# Set exercise
Your task is to count the lines of the entries below that include the word "andel" and to give only the resulting number.
[start Records shown]
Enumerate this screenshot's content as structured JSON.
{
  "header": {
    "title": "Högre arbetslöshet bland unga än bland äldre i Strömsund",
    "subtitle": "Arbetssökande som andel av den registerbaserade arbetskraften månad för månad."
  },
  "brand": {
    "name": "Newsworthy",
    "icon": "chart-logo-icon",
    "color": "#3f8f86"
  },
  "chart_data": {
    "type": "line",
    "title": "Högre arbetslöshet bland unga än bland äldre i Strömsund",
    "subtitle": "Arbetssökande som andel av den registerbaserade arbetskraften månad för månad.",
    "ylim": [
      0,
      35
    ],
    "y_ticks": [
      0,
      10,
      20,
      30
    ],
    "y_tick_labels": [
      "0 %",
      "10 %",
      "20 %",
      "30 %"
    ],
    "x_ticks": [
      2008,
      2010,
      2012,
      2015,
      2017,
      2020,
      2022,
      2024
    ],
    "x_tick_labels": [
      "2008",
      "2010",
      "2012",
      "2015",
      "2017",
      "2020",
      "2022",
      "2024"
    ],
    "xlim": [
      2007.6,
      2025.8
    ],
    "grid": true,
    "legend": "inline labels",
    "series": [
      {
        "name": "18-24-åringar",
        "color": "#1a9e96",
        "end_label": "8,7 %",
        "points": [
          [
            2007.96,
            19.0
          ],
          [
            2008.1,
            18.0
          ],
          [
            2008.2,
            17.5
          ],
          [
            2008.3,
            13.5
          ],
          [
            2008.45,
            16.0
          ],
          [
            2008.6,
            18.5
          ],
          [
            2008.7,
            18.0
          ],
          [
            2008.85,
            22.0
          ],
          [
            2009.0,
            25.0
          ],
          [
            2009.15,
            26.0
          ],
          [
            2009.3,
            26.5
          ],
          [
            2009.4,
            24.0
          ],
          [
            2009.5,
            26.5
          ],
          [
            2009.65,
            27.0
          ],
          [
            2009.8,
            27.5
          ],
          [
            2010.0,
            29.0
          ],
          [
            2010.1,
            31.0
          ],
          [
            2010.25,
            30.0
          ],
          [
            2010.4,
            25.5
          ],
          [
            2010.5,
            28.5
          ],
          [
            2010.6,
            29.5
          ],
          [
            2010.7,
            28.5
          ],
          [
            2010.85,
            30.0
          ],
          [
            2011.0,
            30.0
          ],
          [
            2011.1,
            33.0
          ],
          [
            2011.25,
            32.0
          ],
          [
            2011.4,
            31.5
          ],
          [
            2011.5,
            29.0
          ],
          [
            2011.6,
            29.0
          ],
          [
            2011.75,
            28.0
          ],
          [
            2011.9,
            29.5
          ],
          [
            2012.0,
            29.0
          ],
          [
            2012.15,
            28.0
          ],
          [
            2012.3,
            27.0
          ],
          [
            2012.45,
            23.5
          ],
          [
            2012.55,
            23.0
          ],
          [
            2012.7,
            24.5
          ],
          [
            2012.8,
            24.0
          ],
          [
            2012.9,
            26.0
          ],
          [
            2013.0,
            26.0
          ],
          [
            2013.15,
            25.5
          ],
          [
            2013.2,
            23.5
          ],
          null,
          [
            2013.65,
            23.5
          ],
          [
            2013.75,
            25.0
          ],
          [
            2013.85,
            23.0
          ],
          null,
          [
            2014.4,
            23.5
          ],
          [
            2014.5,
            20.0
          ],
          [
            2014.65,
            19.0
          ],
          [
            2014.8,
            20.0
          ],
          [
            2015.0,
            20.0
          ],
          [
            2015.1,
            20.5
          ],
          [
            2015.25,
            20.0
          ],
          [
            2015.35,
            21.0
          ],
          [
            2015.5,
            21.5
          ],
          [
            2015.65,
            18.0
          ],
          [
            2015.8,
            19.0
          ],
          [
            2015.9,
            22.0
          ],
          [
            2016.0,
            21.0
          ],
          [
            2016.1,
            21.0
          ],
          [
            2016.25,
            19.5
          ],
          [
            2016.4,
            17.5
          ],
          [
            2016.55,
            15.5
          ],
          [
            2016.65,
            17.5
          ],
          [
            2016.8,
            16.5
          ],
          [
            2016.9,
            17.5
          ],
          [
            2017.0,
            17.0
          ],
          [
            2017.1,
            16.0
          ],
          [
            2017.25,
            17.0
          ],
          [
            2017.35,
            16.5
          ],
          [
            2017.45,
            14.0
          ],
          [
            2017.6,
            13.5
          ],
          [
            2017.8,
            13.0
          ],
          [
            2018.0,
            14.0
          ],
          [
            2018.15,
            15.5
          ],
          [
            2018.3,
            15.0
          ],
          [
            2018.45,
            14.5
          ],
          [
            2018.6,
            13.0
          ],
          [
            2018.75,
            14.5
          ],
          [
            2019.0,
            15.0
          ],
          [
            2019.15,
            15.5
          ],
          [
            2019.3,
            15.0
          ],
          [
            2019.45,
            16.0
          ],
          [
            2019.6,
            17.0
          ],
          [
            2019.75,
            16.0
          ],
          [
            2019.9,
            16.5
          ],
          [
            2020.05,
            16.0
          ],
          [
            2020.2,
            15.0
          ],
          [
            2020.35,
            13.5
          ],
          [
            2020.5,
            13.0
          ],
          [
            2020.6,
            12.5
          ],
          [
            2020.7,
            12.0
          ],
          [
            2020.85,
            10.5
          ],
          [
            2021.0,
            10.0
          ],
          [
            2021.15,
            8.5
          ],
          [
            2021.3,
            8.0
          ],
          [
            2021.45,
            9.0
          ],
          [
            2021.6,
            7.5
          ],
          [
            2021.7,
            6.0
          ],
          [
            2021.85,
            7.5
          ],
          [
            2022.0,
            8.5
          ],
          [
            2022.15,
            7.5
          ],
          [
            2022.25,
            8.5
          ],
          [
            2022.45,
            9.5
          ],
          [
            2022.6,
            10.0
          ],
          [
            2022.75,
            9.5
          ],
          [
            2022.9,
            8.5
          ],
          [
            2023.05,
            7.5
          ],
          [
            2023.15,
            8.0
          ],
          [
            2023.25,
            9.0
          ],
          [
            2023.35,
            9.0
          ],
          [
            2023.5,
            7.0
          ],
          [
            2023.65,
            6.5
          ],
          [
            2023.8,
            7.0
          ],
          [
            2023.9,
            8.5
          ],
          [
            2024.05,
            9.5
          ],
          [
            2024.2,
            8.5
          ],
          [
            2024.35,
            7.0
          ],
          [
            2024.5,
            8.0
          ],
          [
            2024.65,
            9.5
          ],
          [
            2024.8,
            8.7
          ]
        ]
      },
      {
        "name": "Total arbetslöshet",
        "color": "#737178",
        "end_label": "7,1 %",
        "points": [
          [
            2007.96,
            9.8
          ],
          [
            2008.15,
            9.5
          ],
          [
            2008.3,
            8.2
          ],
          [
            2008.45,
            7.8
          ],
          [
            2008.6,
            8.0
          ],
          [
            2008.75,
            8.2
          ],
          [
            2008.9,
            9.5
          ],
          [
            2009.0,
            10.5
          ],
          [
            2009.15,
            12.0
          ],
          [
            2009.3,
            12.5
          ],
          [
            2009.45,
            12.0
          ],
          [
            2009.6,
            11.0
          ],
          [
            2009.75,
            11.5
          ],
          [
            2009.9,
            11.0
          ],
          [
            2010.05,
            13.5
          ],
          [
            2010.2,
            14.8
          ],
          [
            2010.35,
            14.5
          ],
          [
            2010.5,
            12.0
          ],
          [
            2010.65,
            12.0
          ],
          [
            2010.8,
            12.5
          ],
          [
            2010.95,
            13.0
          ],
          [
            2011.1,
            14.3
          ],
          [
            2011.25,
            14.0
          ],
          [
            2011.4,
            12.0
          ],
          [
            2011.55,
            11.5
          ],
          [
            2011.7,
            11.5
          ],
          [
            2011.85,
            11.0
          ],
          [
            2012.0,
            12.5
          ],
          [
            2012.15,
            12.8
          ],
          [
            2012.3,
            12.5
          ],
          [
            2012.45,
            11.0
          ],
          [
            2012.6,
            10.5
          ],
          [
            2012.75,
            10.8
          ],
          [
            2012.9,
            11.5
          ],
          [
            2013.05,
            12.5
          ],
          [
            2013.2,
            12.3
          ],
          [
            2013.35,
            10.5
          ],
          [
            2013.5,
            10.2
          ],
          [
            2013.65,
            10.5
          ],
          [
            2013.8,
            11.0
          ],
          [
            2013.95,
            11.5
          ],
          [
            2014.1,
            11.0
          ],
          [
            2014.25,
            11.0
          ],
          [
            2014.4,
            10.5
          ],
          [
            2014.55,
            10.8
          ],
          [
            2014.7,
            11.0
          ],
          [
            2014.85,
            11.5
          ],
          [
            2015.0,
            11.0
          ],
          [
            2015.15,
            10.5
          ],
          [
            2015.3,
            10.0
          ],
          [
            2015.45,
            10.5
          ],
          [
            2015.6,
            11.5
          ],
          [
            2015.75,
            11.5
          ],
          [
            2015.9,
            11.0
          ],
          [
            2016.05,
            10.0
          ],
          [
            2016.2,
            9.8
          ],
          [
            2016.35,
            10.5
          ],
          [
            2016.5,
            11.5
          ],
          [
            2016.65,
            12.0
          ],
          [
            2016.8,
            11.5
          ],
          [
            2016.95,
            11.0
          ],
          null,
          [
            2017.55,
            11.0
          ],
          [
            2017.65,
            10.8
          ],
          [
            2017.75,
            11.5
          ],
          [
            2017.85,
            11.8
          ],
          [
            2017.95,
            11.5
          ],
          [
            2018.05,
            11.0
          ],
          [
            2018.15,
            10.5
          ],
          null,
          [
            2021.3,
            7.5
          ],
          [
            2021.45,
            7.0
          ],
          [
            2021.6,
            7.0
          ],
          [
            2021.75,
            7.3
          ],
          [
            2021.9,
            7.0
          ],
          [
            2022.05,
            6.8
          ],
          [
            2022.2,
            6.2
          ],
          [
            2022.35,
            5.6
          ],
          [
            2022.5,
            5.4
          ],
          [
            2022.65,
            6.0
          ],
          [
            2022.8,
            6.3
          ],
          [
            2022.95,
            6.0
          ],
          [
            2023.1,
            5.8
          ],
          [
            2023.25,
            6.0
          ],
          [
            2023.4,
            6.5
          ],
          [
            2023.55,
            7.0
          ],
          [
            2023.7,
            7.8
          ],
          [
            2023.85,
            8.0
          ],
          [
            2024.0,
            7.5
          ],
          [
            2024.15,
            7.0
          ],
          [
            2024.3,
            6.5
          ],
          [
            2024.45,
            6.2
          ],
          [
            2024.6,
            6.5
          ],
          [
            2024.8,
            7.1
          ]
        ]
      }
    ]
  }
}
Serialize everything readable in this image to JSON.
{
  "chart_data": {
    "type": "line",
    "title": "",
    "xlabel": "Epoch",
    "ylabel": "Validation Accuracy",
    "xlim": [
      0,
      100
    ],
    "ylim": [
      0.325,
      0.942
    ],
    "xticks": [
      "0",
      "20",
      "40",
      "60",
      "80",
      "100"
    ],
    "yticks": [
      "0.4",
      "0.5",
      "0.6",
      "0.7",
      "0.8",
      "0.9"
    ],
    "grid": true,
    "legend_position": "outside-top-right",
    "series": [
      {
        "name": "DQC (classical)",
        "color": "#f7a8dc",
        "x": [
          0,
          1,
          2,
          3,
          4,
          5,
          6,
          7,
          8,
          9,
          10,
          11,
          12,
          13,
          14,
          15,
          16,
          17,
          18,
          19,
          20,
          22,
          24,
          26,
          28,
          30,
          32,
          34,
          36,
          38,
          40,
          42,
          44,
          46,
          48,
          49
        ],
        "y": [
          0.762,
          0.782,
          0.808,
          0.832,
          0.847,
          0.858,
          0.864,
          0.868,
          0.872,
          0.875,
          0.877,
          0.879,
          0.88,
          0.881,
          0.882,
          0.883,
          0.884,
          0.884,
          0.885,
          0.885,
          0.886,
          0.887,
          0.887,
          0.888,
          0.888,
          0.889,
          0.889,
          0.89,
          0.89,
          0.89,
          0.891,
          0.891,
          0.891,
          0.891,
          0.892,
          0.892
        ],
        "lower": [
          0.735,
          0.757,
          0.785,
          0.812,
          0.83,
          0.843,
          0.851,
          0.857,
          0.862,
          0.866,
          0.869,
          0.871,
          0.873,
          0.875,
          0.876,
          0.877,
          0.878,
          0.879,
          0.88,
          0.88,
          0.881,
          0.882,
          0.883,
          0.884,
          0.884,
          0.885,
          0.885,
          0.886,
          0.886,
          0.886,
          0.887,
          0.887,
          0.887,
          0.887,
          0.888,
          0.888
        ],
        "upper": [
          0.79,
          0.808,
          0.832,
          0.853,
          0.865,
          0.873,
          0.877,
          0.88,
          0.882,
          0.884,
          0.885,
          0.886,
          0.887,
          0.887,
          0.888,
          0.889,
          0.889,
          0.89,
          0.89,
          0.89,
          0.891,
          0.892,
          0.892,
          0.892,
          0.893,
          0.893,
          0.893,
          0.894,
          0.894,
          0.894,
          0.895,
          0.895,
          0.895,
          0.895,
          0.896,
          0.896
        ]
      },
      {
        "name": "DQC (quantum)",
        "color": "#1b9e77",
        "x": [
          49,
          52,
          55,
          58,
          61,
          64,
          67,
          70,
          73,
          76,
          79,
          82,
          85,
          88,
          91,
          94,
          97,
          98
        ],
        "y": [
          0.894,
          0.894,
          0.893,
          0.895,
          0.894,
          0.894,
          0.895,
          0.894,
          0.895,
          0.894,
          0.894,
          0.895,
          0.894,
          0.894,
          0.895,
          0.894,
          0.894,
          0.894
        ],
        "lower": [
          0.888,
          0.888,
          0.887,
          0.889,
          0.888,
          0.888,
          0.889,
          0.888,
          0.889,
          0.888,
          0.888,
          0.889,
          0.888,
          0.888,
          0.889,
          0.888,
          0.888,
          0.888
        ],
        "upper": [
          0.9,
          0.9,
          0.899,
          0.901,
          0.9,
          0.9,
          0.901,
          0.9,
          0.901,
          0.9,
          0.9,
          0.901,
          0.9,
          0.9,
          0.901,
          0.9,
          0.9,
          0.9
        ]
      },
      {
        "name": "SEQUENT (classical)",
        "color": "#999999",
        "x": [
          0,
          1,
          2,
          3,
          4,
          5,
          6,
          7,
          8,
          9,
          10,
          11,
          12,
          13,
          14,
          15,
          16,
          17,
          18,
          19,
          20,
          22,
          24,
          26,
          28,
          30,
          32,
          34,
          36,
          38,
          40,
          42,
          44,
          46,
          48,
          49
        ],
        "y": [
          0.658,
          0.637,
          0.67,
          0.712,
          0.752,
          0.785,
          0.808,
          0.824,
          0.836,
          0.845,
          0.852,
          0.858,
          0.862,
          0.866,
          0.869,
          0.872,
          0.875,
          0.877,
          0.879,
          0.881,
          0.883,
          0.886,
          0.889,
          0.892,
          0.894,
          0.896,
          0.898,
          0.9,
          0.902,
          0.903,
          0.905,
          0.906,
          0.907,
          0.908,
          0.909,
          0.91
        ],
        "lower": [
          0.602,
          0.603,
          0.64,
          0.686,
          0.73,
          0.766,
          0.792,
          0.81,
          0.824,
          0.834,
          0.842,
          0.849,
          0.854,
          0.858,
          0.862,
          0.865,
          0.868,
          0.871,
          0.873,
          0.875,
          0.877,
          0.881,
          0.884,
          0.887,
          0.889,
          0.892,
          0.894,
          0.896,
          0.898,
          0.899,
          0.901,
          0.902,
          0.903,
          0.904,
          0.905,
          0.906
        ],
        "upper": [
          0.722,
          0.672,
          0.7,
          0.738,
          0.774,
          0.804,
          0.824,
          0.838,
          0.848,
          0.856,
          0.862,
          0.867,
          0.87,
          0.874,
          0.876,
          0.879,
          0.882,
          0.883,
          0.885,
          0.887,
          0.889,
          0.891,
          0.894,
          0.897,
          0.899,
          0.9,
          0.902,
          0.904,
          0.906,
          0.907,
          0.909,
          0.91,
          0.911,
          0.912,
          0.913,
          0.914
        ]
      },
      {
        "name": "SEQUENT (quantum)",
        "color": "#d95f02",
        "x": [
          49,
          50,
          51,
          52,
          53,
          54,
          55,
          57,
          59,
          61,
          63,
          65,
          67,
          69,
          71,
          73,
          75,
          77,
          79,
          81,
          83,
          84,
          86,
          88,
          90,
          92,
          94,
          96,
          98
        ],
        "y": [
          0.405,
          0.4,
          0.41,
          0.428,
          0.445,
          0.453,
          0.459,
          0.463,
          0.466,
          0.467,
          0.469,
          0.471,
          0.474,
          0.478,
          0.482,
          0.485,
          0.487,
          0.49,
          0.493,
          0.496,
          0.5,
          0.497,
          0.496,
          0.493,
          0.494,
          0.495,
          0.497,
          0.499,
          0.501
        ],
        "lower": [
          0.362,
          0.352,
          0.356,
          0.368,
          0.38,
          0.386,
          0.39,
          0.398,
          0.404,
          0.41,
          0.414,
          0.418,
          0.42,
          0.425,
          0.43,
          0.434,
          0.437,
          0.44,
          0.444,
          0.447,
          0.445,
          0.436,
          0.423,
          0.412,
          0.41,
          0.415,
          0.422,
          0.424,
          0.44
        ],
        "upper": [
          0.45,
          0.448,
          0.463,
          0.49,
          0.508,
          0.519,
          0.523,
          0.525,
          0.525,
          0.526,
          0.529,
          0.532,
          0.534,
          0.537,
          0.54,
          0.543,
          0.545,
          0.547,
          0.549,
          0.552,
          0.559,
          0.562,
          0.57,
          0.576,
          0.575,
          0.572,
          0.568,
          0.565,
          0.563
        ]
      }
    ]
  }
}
[end Records shown]
# Finished task
2